* BEGIN Information supplied *

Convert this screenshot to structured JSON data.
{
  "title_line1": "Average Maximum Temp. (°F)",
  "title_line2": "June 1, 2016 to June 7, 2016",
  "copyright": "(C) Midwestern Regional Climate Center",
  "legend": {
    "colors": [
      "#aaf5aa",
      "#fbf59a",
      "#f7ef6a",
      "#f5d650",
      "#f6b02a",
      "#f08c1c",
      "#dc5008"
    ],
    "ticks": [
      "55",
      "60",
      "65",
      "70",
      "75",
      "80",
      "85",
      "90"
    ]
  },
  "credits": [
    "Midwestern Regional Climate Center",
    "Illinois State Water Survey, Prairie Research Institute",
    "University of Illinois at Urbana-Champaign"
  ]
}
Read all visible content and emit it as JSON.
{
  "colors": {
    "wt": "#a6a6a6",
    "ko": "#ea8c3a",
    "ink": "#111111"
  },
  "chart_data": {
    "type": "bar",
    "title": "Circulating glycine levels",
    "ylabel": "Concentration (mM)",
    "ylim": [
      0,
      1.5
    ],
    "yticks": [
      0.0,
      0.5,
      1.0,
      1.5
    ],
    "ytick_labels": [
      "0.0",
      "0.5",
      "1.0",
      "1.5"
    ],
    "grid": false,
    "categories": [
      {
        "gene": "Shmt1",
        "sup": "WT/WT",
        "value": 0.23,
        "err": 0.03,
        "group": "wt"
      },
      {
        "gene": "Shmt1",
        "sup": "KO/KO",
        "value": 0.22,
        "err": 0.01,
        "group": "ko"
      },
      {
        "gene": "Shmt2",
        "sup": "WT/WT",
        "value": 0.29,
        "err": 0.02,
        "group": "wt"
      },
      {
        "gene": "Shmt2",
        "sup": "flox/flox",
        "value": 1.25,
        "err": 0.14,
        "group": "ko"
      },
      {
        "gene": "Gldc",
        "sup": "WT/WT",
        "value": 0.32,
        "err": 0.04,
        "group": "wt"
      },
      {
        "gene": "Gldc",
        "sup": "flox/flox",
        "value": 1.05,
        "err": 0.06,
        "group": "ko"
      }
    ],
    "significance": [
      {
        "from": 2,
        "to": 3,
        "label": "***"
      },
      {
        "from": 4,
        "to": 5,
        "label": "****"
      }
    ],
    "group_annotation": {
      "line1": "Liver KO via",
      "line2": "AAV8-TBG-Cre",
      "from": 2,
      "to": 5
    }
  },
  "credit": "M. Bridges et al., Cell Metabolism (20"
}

* END Information supplied *

Work to be completed —
Give back all the data exactly as written.

Solution to the problem —
Convert this screenshot to structured JSON data.
{
  "title_line1": "Average Maximum Temp. (°F)",
  "title_line2": "June 1, 2016 to June 7, 2016",
  "copyright": "(C) Midwestern Regional Climate Center",
  "legend": {
    "colors": [
      "#aaf5aa",
      "#fbf59a",
      "#f7ef6a",
      "#f5d650",
      "#f6b02a",
      "#f08c1c",
      "#dc5008"
    ],
    "ticks": [
      "55",
      "60",
      "65",
      "70",
      "75",
      "80",
      "85",
      "90"
    ]
  },
  "credits": [
    "Midwestern Regional Climate Center",
    "Illinois State Water Survey, Prairie Research Institute",
    "University of Illinois at Urbana-Champaign"
  ]
}
Read all visible content and emit it as JSON.
{
  "colors": {
    "wt": "#a6a6a6",
    "ko": "#ea8c3a",
    "ink": "#111111"
  },
  "chart_data": {
    "type": "bar",
    "title": "Circulating glycine levels",
    "ylabel": "Concentration (mM)",
    "ylim": [
      0,
      1.5
    ],
    "yticks": [
      0.0,
      0.5,
      1.0,
      1.5
    ],
    "ytick_labels": [
      "0.0",
      "0.5",
      "1.0",
      "1.5"
    ],
    "grid": false,
    "categories": [
      {
        "gene": "Shmt1",
        "sup": "WT/WT",
        "value": 0.23,
        "err": 0.03,
        "group": "wt"
      },
      {
        "gene": "Shmt1",
        "sup": "KO/KO",
        "value": 0.22,
        "err": 0.01,
        "group": "ko"
      },
      {
        "gene": "Shmt2",
        "sup": "WT/WT",
        "value": 0.29,
        "err": 0.02,
        "group": "wt"
      },
      {
        "gene": "Shmt2",
        "sup": "flox/flox",
        "value": 1.25,
        "err": 0.14,
        "group": "ko"
      },
      {
        "gene": "Gldc",
        "sup": "WT/WT",
        "value": 0.32,
        "err": 0.04,
        "group": "wt"
      },
      {
        "gene": "Gldc",
        "sup": "flox/flox",
        "value": 1.05,
        "err": 0.06,
        "group": "ko"
      }
    ],
    "significance": [
      {
        "from": 2,
        "to": 3,
        "label": "***"
      },
      {
        "from": 4,
        "to": 5,
        "label": "****"
      }
    ],
    "group_annotation": {
      "line1": "Liver KO via",
      "line2": "AAV8-TBG-Cre",
      "from": 2,
      "to": 5
    }
  },
  "credit": "M. Bridges et al., Cell Metabolism (20"
}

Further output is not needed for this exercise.